SET PROBLEM A
In two sentences, summarize the album article that follows.
[START OF SELECTED PASSAGE]
Studio album by Grazhdanskaya Oborona
- Released: 9 May 2007
- Recorded: 28 July–18 September 2006 GrOb-Studio, Omsk, Russia
- Genres: Psychedelic rock, post-punk, shoegaze, garage rock
- Length: 69:52
- Label: Wyrgorod
- Producer: Yegor Letov

Grazhdanskaya Oborona chronology
| Reanimatsiya (2005) | Zachem snyatsya sny? (2007) |  |

= Zachem snyatsya sny? =

Zachem snyatsya sny (Зачем снятся сны?, Why Do We Have Dreams?) is the 23rd and final album by the Russian garage band Grazhdanskaya Oborona. It was released on 9 May 2007. The album is dedicated to the memory of Arthur Lee and Syd Barrett.

== History ==

The album is inspired by a bad LSD trip taken by Letov. The album was influenced by Yegor i Opizdenevshiye, whose name appears on the album. In an interview shortly after the release, he stated he had used up all his creative energies and that there would be no more GrOb albums - a statement which would turn out to be true when Letov died.

The song "Nochyu" was originally titled "Pryg-skok II". It was written during the aforementioned LSD trip and included many fragments of Letov's poetry from 1992 to 1994 in the lyrics. The original song was much longer than the final cut. The album was originally issued on CD. The Russian release came in a digipack with a booklet containing full lyrics, while the Ukrainian one came in a standard jewel case with only a four-page booklet containing a picture of the band. The album was reissued in 2012 on vinyl with new dynamic mastering compared to the loud one of the CD.
[END OF SELECTED PASSAGE]
SET PROBLEM B
Pull out every line of the records below that contains the word "szeregowy".
[START OF RAW RECORDS]
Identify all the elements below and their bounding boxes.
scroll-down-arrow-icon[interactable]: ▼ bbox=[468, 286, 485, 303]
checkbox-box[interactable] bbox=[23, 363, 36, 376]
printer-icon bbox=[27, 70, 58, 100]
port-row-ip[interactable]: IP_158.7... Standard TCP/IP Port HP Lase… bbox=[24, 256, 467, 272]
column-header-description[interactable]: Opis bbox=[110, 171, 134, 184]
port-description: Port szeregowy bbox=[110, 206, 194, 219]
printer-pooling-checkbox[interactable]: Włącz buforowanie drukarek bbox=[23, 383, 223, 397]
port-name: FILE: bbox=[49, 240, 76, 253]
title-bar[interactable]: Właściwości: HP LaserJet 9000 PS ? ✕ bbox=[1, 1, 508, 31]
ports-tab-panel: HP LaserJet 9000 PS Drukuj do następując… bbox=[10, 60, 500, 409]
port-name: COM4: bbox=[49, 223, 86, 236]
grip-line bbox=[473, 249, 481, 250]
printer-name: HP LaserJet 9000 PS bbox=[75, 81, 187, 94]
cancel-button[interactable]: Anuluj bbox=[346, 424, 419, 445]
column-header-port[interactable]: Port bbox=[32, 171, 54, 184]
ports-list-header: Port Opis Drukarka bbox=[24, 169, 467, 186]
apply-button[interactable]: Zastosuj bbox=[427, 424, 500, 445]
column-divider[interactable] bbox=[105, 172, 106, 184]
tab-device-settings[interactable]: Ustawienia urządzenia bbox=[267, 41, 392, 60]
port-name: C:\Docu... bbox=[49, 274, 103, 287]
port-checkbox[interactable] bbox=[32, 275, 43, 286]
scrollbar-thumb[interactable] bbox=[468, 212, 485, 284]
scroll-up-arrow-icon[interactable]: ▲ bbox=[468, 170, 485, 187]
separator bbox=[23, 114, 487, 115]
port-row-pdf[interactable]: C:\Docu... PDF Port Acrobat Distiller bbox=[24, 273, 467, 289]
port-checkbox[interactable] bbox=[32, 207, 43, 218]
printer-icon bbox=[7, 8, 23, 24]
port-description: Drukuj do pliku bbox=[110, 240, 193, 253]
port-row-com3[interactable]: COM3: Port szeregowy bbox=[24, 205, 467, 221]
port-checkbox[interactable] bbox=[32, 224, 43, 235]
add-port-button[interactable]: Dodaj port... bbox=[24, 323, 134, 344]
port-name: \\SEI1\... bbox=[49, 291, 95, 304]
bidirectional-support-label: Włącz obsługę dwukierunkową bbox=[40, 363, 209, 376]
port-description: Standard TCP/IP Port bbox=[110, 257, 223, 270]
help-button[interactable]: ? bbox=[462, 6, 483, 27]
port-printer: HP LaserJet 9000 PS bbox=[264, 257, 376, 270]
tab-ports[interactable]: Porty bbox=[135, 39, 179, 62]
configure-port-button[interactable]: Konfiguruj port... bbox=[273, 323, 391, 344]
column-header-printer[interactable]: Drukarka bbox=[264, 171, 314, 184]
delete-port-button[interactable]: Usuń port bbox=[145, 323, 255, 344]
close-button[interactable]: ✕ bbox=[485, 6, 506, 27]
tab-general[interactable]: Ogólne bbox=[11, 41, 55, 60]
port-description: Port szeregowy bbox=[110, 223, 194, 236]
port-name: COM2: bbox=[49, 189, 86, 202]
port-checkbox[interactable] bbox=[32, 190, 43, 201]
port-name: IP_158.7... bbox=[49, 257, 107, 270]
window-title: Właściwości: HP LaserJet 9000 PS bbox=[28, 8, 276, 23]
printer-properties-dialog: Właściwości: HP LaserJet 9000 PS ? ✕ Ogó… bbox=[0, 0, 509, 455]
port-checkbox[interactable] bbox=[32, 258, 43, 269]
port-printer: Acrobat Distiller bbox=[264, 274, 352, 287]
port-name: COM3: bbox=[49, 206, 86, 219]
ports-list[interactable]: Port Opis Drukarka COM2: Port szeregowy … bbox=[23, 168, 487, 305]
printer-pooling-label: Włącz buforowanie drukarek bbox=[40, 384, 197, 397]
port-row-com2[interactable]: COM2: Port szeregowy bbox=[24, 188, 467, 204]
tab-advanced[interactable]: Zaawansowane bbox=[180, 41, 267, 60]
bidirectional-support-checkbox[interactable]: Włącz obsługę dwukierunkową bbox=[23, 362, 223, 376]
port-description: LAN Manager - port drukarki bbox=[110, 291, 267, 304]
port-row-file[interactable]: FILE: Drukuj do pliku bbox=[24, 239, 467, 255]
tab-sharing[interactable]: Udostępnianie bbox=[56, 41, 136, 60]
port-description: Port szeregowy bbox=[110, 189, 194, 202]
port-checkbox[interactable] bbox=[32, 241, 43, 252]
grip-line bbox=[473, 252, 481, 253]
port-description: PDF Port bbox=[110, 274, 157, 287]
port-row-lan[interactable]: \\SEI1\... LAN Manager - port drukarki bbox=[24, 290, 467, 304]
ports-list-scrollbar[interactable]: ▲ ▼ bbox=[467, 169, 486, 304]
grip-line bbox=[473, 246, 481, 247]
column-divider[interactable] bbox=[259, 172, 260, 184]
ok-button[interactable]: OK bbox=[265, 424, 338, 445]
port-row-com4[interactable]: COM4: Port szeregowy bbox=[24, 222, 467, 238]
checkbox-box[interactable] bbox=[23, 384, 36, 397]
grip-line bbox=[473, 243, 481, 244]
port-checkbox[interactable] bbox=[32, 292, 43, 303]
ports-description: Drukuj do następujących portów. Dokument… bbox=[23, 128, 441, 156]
[END OF RAW RECORDS]
EXPECTED OUTPUT A
Zachem snyatsya sny? is the 23rd and final album by the Russian garage band Grazhdanskaya Oborona, released on 9 May 2007 and dedicated to the memory of Arthur Lee and Syd Barrett. Inspired by a bad LSD trip taken by Letov, it was first issued on CD and reissued on vinyl in 2012 with new dynamic mastering.

EXPECTED OUTPUT B
port-description: Port szeregowy bbox=[110, 206, 194, 219]
port-row-com3[interactable]: COM3: Port szeregowy bbox=[24, 205, 467, 221]
port-description: Port szeregowy bbox=[110, 223, 194, 236]
ports-list[interactable]: Port Opis Drukarka COM2: Port szeregowy … bbox=[23, 168, 487, 305]
port-row-com2[interactable]: COM2: Port szeregowy bbox=[24, 188, 467, 204]
port-description: Port szeregowy bbox=[110, 189, 194, 202]
port-row-com4[interactable]: COM4: Port szeregowy bbox=[24, 222, 467, 238]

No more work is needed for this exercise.